- _Consigna escrita_
Reproduce sin cambios el pasaje del texto sobre la bioeconomía de Georgescu-Roegen que comienza con «Hace unos meses» y continúa hasta «los fenómenos económicos.».

- _Fragmento del documento_
▽

Mi acercamiento a la economía siempre ha tenido que ver con el interés por su historia y por la relación que necesariamente establece con otros conocimientos, como la sociología, la antropología, la filosofía, la cultura y el arte. Así que comienzo este texto, publicado recientemente en la revista «Galde«, asumiendo las limitaciones analíticas de mis opiniones y, como es habitual de mis escritos, casi siempre “recitados”. Por tanto, dejándome llevar por la erudición de otros especialistas.
Hace unos meses terminé de leer Bioeconomía para el siglo XXI. Actualidad de Nicholas Georgescu-Roegen (Catarata y FUHEM ecosocial, 2022) una excelente recopilación de textos de este autor, editados por Luis Arenas, José Manuel Naredo y Jorge Riechmann. Este heterodoxo matemático, estadístico y también economista publicó en 1971 La ley de la entropía y el proceso económico, probablemente su obra más conocida que, pasados los años, ha sido reconocida como uno de los estudios más importantes de la ciencia de los últimas décadas. Como señalan los editores, aquella publicación ponía las bases de una revolución en la teoría económica moderna y, según ellos, debería haber marcado un punto de inflexión en el análisis de los fenómenos económicos.


El autor, nacido en 1906 en Rumanía y exiliado a EE.UU donde murió en 1994, en su empeño por corregir la desconexión que los saberes contemporáneos establecen entre disciplinas científicas, naturales, sociales o humanistas, llamó “bioeconomía” a la forma de abordar sus estudios, que luego se han conocido como “economía ecológica”. Parafraseando a Luis Arenas, se oponía a la lógica de la exclusiva especialización de los saberes que domina la ciencia contemporánea y dejaba a la vista las implicaciones económicas que también tienen otros campos del conocimiento como la demografía, la política, la ética y la ecología.

△

- _Datos proporcionados_

▽

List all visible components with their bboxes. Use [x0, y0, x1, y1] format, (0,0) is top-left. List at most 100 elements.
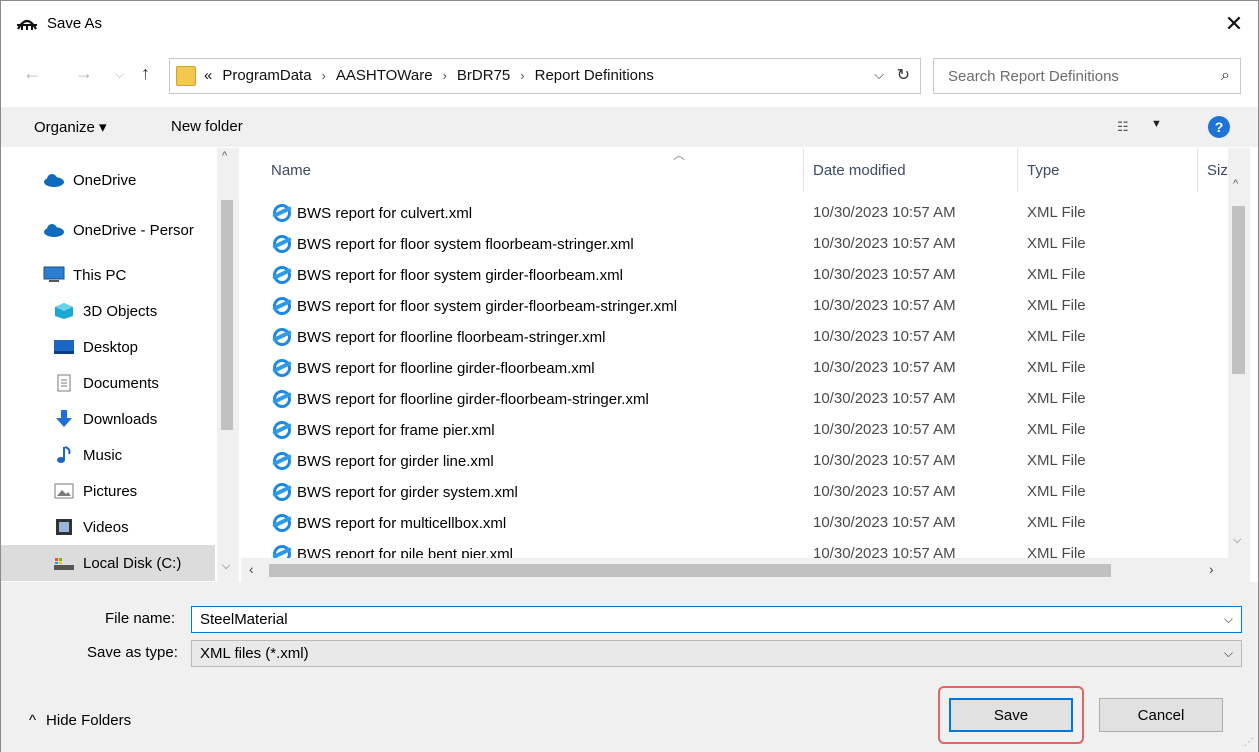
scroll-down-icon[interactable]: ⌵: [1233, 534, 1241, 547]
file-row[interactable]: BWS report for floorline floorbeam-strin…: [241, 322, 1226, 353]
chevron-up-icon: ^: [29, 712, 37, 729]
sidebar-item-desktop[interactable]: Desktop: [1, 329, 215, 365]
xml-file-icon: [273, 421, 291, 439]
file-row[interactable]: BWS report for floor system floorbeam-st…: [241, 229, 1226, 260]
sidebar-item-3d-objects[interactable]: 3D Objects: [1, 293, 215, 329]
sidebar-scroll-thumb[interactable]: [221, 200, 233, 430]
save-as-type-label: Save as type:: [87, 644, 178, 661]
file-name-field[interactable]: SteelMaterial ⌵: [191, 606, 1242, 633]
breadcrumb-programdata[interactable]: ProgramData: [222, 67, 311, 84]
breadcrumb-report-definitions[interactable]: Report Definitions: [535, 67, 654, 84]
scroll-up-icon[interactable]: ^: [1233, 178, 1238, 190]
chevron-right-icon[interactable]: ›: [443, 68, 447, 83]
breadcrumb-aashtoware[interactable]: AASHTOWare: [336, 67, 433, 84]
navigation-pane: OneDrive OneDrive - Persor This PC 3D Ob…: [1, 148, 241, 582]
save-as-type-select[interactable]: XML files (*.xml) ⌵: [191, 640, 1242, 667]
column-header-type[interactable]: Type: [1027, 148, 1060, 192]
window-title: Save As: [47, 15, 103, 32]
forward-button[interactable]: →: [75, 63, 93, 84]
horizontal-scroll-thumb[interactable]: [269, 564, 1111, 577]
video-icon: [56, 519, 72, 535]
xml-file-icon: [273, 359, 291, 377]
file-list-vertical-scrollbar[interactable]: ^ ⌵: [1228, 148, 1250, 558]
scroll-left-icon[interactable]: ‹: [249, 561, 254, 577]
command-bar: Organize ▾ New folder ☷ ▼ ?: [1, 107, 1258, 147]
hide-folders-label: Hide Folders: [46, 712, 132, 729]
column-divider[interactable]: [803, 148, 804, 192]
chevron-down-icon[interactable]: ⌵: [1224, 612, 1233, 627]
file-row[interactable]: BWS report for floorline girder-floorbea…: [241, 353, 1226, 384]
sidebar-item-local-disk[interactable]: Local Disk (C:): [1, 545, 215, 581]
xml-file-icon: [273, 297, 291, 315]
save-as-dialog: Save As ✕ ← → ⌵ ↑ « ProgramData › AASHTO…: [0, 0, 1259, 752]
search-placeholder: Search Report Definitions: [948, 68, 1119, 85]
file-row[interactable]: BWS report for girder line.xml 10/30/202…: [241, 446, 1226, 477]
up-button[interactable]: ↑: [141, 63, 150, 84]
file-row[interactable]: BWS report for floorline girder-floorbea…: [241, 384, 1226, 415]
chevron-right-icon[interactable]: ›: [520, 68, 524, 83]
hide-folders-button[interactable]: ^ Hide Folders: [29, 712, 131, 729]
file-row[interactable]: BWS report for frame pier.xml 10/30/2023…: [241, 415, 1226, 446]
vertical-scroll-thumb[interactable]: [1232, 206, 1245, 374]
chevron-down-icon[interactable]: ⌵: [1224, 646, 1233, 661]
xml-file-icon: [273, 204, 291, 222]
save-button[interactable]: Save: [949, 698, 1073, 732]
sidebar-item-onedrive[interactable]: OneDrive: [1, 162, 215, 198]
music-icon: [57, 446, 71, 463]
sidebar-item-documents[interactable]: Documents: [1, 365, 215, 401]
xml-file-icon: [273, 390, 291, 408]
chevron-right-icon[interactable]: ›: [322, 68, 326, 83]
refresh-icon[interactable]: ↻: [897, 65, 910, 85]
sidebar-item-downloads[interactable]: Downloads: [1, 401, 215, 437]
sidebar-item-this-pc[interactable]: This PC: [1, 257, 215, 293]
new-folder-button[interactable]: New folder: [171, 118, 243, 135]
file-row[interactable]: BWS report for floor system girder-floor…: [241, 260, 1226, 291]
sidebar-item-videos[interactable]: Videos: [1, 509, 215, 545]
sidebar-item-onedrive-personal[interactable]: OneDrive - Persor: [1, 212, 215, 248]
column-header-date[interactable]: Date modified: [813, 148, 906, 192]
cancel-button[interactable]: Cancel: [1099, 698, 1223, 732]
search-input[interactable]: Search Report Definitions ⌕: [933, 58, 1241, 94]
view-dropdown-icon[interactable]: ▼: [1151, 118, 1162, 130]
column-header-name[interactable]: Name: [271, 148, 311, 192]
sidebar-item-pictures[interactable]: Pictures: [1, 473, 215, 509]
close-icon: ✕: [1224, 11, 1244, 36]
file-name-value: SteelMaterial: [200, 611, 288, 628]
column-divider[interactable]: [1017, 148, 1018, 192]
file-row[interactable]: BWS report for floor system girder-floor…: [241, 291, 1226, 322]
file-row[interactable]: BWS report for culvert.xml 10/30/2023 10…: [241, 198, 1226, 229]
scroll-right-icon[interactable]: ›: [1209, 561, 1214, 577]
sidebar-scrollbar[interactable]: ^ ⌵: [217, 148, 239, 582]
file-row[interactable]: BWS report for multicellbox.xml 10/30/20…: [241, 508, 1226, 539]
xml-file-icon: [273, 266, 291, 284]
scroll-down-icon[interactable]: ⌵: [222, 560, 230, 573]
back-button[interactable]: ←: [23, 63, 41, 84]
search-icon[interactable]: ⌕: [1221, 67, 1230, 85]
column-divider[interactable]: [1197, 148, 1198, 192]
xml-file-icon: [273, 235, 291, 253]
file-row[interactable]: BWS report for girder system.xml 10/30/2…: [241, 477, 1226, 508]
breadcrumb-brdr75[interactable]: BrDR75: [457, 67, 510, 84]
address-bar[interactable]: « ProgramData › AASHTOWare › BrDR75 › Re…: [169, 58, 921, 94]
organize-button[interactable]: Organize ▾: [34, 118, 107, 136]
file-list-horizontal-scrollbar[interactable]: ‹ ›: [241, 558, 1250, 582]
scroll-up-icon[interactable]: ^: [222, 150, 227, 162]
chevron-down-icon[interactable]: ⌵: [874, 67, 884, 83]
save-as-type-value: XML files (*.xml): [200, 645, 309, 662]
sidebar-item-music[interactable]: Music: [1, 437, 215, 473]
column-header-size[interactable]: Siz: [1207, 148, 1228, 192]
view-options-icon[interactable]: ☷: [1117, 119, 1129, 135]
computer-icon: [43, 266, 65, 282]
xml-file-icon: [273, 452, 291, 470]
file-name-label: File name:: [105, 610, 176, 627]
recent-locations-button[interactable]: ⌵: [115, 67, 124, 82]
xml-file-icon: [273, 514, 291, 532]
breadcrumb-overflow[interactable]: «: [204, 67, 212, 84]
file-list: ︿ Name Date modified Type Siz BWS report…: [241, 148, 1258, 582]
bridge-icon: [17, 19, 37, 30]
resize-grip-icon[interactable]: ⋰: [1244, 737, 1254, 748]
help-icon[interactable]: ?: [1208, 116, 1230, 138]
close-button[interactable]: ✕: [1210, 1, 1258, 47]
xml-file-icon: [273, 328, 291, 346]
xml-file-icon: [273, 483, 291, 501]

△

- _Respuesta al ejercicio_
Hace unos meses terminé de leer Bioeconomía para el siglo XXI. Actualidad de Nicholas Georgescu-Roegen (Catarata y FUHEM ecosocial, 2022) una excelente recopilación de textos de este autor, editados por Luis Arenas, José Manuel Naredo y Jorge Riechmann. Este heterodoxo matemático, estadístico y también economista publicó en 1971 La ley de la entropía y el proceso económico, probablemente su obra más conocida que, pasados los años, ha sido reconocida como uno de los estudios más importantes de la ciencia de los últimas décadas. Como señalan los editores, aquella publicación ponía las bases de una revolución en la teoría económica moderna y, según ellos, debería haber marcado un punto de inflexión en el análisis de los fenómenos económicos.